• **Exercise requirements**
Please list every action the case summary below says Walker himself took.

• **Document segment**
Dennis Walker v. Beard
789 F.3d 1125
9th Cir.2015Background
- Walker, an Odinist inmate who believes rituals must be performed only in the presence of "Aryans," requested a white cellmate; prison classified him "racially eligible" (i.e., may be celled with other races) under California’s Integrated Housing Policy and assigned a non‑white cellmate.
- Walker refused the non‑white assignment, was disciplined and placed in administrative segregation, and sued state officials pro se alleging violations of RLUIPA and the Free Exercise Clause (and other claims). The district court dismissed for failure to state a claim and denied leave to amend; Walker appealed.
- Walker later was transferred but remained in state custody and still classified racially eligible; the Ninth Circuit held the injunctive RLUIPA claim was not moot because the Housing Policy is systemwide and the official defendants could provide relief.

• **Stored items from a collection**
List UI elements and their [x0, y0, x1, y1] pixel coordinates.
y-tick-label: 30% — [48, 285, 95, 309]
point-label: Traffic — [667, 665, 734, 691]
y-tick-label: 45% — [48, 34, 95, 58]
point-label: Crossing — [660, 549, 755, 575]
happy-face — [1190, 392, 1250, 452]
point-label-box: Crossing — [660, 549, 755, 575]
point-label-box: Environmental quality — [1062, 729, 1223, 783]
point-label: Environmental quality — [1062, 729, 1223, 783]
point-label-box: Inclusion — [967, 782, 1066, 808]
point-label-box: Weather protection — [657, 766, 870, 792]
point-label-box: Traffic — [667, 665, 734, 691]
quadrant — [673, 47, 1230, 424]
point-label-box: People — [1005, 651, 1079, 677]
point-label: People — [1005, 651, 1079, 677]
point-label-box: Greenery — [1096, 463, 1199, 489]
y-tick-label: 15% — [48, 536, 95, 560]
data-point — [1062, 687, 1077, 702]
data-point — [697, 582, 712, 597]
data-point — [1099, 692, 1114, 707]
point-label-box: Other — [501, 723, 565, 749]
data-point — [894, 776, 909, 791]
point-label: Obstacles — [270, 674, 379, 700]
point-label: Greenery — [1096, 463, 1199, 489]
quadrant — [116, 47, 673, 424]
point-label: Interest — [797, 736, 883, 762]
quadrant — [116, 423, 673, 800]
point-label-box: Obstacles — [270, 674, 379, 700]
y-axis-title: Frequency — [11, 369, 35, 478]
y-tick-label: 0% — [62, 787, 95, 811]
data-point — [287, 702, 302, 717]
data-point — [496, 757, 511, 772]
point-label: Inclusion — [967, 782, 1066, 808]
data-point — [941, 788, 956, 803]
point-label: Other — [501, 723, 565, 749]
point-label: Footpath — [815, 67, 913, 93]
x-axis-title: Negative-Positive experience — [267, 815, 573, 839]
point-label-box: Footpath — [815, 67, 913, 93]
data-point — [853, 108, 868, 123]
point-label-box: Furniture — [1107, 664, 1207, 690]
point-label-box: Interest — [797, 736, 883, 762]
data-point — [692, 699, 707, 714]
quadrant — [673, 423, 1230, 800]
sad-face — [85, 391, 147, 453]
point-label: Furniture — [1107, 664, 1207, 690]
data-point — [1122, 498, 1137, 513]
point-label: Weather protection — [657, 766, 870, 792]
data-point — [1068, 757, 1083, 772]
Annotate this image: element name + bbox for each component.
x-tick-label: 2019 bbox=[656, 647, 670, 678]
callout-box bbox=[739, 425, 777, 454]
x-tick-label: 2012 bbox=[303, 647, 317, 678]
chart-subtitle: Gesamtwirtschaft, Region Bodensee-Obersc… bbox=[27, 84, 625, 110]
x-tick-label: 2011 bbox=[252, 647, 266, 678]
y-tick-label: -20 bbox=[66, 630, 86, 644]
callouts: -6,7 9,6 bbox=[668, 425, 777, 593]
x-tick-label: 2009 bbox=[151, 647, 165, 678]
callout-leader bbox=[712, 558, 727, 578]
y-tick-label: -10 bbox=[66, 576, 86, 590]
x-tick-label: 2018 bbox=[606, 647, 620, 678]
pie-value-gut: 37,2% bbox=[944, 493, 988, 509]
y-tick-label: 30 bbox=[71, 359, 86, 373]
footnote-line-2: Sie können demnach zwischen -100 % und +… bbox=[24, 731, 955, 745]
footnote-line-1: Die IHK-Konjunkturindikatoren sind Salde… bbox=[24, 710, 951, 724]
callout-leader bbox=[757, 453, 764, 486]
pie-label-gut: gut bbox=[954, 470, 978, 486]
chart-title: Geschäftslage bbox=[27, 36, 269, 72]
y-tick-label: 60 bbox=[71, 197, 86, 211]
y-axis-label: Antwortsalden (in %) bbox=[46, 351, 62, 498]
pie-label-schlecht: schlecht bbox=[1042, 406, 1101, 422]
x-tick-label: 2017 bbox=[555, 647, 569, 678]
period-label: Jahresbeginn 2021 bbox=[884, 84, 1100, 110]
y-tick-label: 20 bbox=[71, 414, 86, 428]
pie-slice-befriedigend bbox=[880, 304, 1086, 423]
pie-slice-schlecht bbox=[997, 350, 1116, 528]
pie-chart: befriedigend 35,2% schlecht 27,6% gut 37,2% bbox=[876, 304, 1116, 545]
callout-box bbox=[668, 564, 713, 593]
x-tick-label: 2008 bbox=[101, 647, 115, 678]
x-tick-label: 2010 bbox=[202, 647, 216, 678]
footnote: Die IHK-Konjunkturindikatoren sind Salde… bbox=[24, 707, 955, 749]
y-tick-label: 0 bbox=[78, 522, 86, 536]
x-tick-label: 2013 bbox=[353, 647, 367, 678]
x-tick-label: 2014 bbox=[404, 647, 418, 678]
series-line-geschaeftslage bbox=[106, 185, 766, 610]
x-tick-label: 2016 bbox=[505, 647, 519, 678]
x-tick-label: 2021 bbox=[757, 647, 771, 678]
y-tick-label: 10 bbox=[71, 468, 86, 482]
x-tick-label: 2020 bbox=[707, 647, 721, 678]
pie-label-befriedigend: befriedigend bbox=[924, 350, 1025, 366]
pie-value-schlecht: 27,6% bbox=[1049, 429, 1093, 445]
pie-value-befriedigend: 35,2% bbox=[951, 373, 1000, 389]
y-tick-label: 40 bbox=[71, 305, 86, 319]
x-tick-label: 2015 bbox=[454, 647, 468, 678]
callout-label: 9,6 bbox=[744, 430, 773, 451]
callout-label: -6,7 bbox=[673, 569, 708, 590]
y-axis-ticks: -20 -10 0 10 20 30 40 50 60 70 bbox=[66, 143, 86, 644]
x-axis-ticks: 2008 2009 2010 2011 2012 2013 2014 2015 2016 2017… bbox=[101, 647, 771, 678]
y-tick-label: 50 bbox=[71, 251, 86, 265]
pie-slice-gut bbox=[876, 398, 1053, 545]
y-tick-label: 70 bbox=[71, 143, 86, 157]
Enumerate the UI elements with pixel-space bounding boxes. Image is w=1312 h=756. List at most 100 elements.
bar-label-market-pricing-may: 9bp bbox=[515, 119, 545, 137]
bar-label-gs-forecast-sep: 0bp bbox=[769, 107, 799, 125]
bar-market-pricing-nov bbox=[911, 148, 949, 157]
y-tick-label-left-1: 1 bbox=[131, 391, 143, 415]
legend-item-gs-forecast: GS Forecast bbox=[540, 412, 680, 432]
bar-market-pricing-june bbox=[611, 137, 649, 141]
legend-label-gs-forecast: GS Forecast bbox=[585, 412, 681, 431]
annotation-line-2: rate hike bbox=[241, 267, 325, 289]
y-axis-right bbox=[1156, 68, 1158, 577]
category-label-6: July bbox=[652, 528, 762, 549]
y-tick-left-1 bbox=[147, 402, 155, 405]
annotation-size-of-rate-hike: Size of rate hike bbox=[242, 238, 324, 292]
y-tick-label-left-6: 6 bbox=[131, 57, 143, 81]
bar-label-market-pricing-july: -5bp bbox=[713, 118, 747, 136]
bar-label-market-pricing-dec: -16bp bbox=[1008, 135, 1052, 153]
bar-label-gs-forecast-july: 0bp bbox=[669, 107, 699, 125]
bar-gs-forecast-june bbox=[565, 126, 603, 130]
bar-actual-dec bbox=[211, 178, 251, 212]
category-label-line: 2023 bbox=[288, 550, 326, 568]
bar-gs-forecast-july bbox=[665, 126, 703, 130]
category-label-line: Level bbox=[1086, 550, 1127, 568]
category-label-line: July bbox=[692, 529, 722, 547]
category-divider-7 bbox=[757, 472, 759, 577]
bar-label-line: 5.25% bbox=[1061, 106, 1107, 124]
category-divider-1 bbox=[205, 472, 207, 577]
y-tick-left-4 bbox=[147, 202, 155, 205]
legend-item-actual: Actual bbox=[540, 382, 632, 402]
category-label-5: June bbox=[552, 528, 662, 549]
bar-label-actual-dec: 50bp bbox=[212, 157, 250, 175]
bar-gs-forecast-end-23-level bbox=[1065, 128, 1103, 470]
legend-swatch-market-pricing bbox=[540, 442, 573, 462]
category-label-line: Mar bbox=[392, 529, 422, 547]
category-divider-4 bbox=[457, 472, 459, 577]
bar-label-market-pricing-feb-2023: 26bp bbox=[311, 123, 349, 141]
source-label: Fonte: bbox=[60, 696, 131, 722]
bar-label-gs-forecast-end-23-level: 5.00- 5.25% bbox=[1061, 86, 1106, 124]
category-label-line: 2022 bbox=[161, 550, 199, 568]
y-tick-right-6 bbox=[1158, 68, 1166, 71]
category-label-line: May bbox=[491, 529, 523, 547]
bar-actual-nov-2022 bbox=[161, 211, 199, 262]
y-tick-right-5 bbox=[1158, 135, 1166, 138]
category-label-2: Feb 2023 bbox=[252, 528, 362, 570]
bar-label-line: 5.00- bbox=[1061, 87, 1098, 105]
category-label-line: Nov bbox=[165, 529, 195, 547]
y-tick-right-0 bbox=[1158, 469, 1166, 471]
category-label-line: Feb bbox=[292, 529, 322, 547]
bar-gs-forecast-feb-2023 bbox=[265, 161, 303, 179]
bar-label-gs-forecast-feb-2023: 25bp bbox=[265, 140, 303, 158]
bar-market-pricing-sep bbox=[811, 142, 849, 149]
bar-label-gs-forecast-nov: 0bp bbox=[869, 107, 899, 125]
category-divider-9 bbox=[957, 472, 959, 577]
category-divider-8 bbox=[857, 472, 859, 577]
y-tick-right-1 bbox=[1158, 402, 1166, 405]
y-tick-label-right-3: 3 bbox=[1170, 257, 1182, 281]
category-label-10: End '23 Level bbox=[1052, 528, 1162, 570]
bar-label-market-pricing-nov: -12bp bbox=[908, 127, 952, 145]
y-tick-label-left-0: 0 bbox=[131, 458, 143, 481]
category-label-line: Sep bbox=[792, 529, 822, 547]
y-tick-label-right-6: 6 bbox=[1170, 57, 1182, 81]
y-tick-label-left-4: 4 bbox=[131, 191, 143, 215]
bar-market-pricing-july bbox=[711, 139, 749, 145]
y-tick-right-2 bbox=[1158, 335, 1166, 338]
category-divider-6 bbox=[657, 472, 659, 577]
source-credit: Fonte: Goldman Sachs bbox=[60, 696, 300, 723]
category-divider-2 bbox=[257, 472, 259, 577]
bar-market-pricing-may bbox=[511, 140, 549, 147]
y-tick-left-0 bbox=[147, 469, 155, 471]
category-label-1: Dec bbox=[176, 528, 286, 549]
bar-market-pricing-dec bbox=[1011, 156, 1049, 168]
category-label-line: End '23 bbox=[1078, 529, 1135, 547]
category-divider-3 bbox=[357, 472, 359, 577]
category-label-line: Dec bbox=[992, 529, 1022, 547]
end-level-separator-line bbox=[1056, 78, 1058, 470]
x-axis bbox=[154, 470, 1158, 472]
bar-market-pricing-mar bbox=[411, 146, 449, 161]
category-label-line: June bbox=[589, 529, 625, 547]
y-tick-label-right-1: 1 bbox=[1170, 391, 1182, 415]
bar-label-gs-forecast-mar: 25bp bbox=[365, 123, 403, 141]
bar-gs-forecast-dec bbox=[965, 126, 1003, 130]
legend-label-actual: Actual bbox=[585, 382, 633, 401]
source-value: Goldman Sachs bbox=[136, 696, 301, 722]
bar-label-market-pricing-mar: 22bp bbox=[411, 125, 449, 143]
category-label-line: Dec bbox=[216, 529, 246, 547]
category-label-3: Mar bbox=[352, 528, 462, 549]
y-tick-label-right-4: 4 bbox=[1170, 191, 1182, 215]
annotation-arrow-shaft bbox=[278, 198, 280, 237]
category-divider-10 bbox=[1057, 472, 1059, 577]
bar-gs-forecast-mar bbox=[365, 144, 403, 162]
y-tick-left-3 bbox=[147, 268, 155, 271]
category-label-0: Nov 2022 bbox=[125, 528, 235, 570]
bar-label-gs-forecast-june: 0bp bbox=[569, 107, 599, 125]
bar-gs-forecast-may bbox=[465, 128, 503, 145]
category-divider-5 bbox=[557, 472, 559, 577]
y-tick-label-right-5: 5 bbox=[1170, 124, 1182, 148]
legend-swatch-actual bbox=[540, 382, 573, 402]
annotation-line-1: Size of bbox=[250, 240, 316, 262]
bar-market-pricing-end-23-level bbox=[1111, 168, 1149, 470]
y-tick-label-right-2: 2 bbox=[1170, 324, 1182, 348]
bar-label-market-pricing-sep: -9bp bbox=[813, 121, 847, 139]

• **Exercise solution**
- Requested a white cellmate
- Refused the non-white cellmate assignment
- Sued state officials pro se
- Appealed the district court's decision